[start]

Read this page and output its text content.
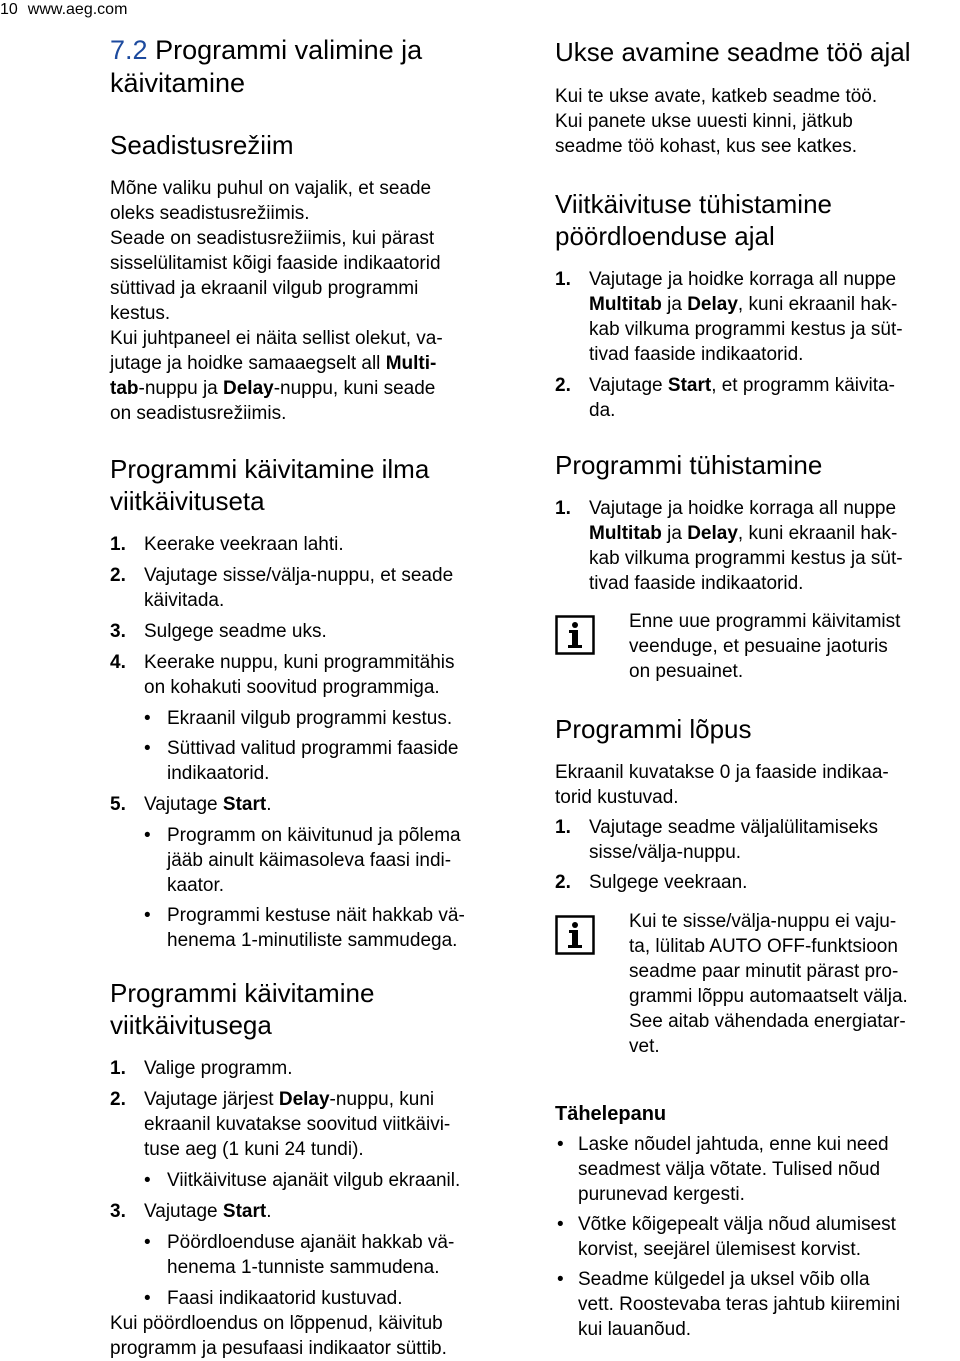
10 www.aeg.com
7.2 Programmi valimine ja käivitamine
Seadistusrežiim
Mõne valiku puhul on vajalik, et seade
oleks seadistusrežiimis.
Seade on seadistusrežiimis, kui pärast
sisselülitamist kõigi faaside indikaatorid
süttivad ja ekraanil vilgub programmi
kestus.
Kui juhtpaneel ei näita sellist olekut, va-
jutage ja hoidke samaaegselt all Multi-
tab-nuppu ja Delay-nuppu, kuni seade
on seadistusrežiimis.
Programmi käivitamine ilma
viitkäivituseta
1. Keerake veekraan lahti.
2. Vajutage sisse/välja-nuppu, et seade
käivitada.
3. Sulgege seadme uks.
4. Keerake nuppu, kuni programmitähis
on kohakuti soovitud programmiga.
• Ekraanil vilgub programmi kestus.
• Süttivad valitud programmi faaside
indikaatorid.
5. Vajutage Start.
• Programm on käivitunud ja põlema
jääb ainult käimasoleva faasi indi-
kaator.
• Programmi kestuse näit hakkab vä-
henema 1-minutiliste sammudega.
Programmi käivitamine
viitkäivitusega
1. Valige programm.
2. Vajutage järjest Delay-nuppu, kuni
ekraanil kuvatakse soovitud viitkäivi-
tuse aeg (1 kuni 24 tundi).
• Viitkäivituse ajanäit vilgub ekraanil.
3. Vajutage Start.
• Pöördloenduse ajanäit hakkab vä-
henema 1-tunniste sammudena.
• Faasi indikaatorid kustuvad.
Kui pöördloendus on lõppenud, käivitub
programm ja pesufaasi indikaator süttib.
Ukse avamine seadme töö ajal
Kui te ukse avate, katkeb seadme töö.
Kui panete ukse uuesti kinni, jätkub
seadme töö kohast, kus see katkes.
Viitkäivituse tühistamine
pöördloenduse ajal
1. Vajutage ja hoidke korraga all nuppe
Multitab ja Delay, kuni ekraanil hak-
kab vilkuma programmi kestus ja süt-
tivad faaside indikaatorid.
2. Vajutage Start, et programm käivita-
da.
Programmi tühistamine
1. Vajutage ja hoidke korraga all nuppe
Multitab ja Delay, kuni ekraanil hak-
kab vilkuma programmi kestus ja süt-
tivad faaside indikaatorid.
Enne uue programmi käivitamist
veenduge, et pesuaine jaoturis
on pesuainet.
Programmi lõpus
Ekraanil kuvatakse 0 ja faaside indikaa-
torid kustuvad.
1. Vajutage seadme väljalülitamiseks
sisse/välja-nuppu.
2. Sulgege veekraan.
Kui te sisse/välja-nuppu ei vaju-
ta, lülitab AUTO OFF-funktsioon
seadme paar minutit pärast pro-
grammi lõppu automaatselt välja.
See aitab vähendada energiatar-
vet.
Tähelepanu
• Laske nõudel jahtuda, enne kui need
seadmest välja võtate. Tulised nõud
purunevad kergesti.
• Võtke kõigepealt välja nõud alumisest
korvist, seejärel ülemisest korvist.
• Seadme külgedel ja uksel võib olla
vett. Roostevaba teras jahtub kiiremini
kui lauanõud.
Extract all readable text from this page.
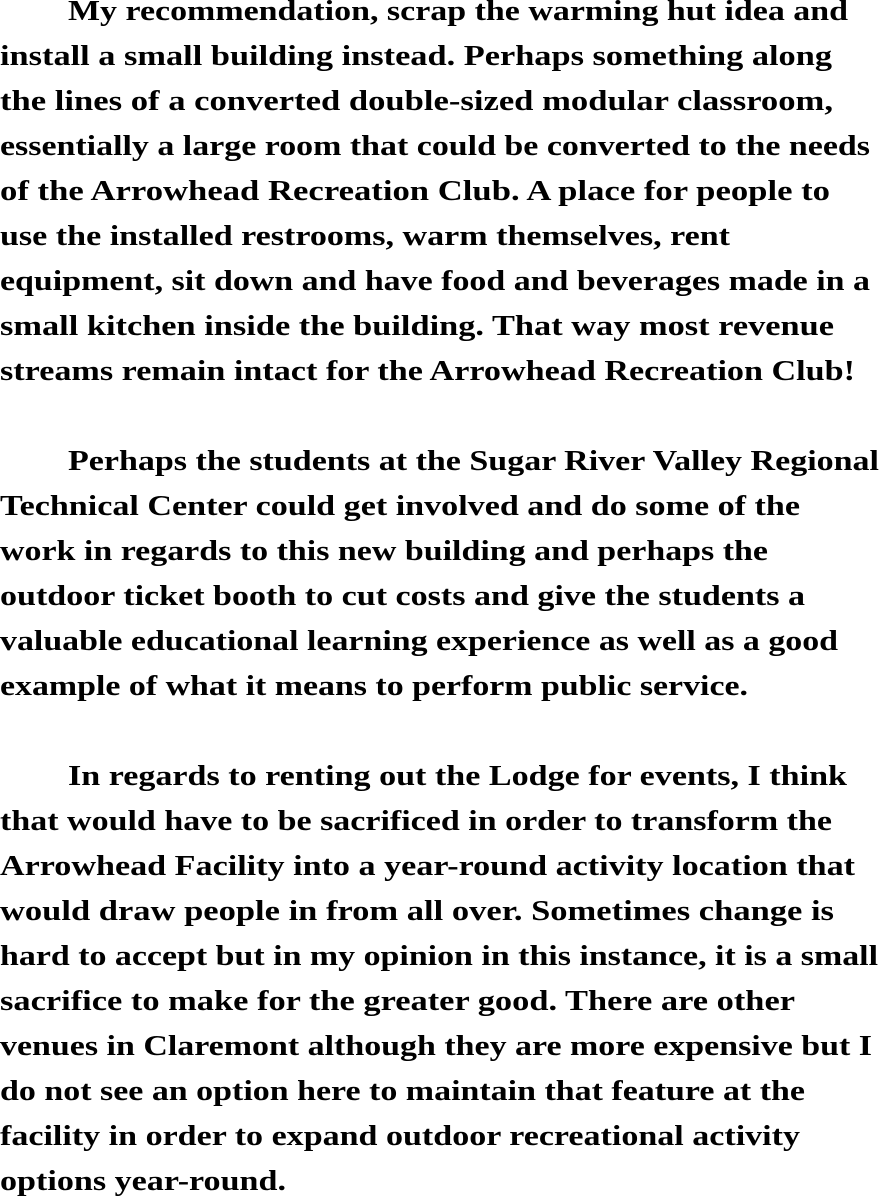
My recommendation, scrap the warming hut idea and

install a small building instead. Perhaps something along

the lines of a converted double-sized modular classroom,

essentially a large room that could be converted to the needs

of the Arrowhead Recreation Club. A place for people to

use the installed restrooms, warm themselves, rent

equipment, sit down and have food and beverages made in a

small kitchen inside the building. That way most revenue

streams remain intact for the Arrowhead Recreation Club!

Perhaps the students at the Sugar River Valley Regional

Technical Center could get involved and do some of the

work in regards to this new building and perhaps the

outdoor ticket booth to cut costs and give the students a

valuable educational learning experience as well as a good

example of what it means to perform public service.

In regards to renting out the Lodge for events, I think

that would have to be sacrificed in order to transform the

Arrowhead Facility into a year-round activity location that

would draw people in from all over. Sometimes change is

hard to accept but in my opinion in this instance, it is a small

sacrifice to make for the greater good. There are other

venues in Claremont although they are more expensive but I

do not see an option here to maintain that feature at the

facility in order to expand outdoor recreational activity

options year-round.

[end]

Given task >> Keep the pictures out and write out the records exactly.

Response >>
Read this page and output its text content.
10 www.aeg.com
7.2 Programmi valimine ja käivitamine
Seadistusrežiim
Mõne valiku puhul on vajalik, et seade
oleks seadistusrežiimis.
Seade on seadistusrežiimis, kui pärast
sisselülitamist kõigi faaside indikaatorid
süttivad ja ekraanil vilgub programmi
kestus.
Kui juhtpaneel ei näita sellist olekut, va-
jutage ja hoidke samaaegselt all Multi-
tab-nuppu ja Delay-nuppu, kuni seade
on seadistusrežiimis.
Programmi käivitamine ilma
viitkäivituseta
1. Keerake veekraan lahti.
2. Vajutage sisse/välja-nuppu, et seade
käivitada.
3. Sulgege seadme uks.
4. Keerake nuppu, kuni programmitähis
on kohakuti soovitud programmiga.
• Ekraanil vilgub programmi kestus.
• Süttivad valitud programmi faaside
indikaatorid.
5. Vajutage Start.
• Programm on käivitunud ja põlema
jääb ainult käimasoleva faasi indi-
kaator.
• Programmi kestuse näit hakkab vä-
henema 1-minutiliste sammudega.
Programmi käivitamine
viitkäivitusega
1. Valige programm.
2. Vajutage järjest Delay-nuppu, kuni
ekraanil kuvatakse soovitud viitkäivi-
tuse aeg (1 kuni 24 tundi).
• Viitkäivituse ajanäit vilgub ekraanil.
3. Vajutage Start.
• Pöördloenduse ajanäit hakkab vä-
henema 1-tunniste sammudena.
• Faasi indikaatorid kustuvad.
Kui pöördloendus on lõppenud, käivitub
programm ja pesufaasi indikaator süttib.
Ukse avamine seadme töö ajal
Kui te ukse avate, katkeb seadme töö.
Kui panete ukse uuesti kinni, jätkub
seadme töö kohast, kus see katkes.
Viitkäivituse tühistamine
pöördloenduse ajal
1. Vajutage ja hoidke korraga all nuppe
Multitab ja Delay, kuni ekraanil hak-
kab vilkuma programmi kestus ja süt-
tivad faaside indikaatorid.
2. Vajutage Start, et programm käivita-
da.
Programmi tühistamine
1. Vajutage ja hoidke korraga all nuppe
Multitab ja Delay, kuni ekraanil hak-
kab vilkuma programmi kestus ja süt-
tivad faaside indikaatorid.
Enne uue programmi käivitamist
veenduge, et pesuaine jaoturis
on pesuainet.
Programmi lõpus
Ekraanil kuvatakse 0 ja faaside indikaa-
torid kustuvad.
1. Vajutage seadme väljalülitamiseks
sisse/välja-nuppu.
2. Sulgege veekraan.
Kui te sisse/välja-nuppu ei vaju-
ta, lülitab AUTO OFF-funktsioon
seadme paar minutit pärast pro-
grammi lõppu automaatselt välja.
See aitab vähendada energiatar-
vet.
Tähelepanu
• Laske nõudel jahtuda, enne kui need
seadmest välja võtate. Tulised nõud
purunevad kergesti.
• Võtke kõigepealt välja nõud alumisest
korvist, seejärel ülemisest korvist.
• Seadme külgedel ja uksel võib olla
vett. Roostevaba teras jahtub kiiremini
kui lauanõud.
Extract all readable text from this page.
My recommendation, scrap the warming hut idea and

install a small building instead. Perhaps something along

the lines of a converted double-sized modular classroom,

essentially a large room that could be converted to the needs

of the Arrowhead Recreation Club. A place for people to

use the installed restrooms, warm themselves, rent

equipment, sit down and have food and beverages made in a

small kitchen inside the building. That way most revenue

streams remain intact for the Arrowhead Recreation Club!

Perhaps the students at the Sugar River Valley Regional

Technical Center could get involved and do some of the

work in regards to this new building and perhaps the

outdoor ticket booth to cut costs and give the students a

valuable educational learning experience as well as a good

example of what it means to perform public service.

In regards to renting out the Lodge for events, I think

that would have to be sacrificed in order to transform the

Arrowhead Facility into a year-round activity location that

would draw people in from all over. Sometimes change is

hard to accept but in my opinion in this instance, it is a small

sacrifice to make for the greater good. There are other

venues in Claremont although they are more expensive but I

do not see an option here to maintain that feature at the

facility in order to expand outdoor recreational activity

options year-round.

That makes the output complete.